## Goal of the exercise:
Scan the entries below. List each line with "name".

## Listing:
------------------------------------------------

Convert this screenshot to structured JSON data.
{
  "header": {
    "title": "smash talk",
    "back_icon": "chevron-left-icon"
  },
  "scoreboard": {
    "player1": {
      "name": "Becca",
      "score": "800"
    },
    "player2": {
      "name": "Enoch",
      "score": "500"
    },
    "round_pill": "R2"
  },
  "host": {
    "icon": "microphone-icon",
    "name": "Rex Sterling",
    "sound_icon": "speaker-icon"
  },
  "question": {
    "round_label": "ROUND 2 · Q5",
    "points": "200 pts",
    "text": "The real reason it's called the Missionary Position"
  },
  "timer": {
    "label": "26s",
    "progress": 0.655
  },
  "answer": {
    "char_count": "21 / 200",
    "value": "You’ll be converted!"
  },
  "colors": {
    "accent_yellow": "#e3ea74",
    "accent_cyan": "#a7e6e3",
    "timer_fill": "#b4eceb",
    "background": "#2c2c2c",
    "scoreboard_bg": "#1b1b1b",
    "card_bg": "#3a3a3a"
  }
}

------------------------------------------------

## Completed exercise:
      "name": "Becca",
      "name": "Enoch",
    "name": "Rex Sterling",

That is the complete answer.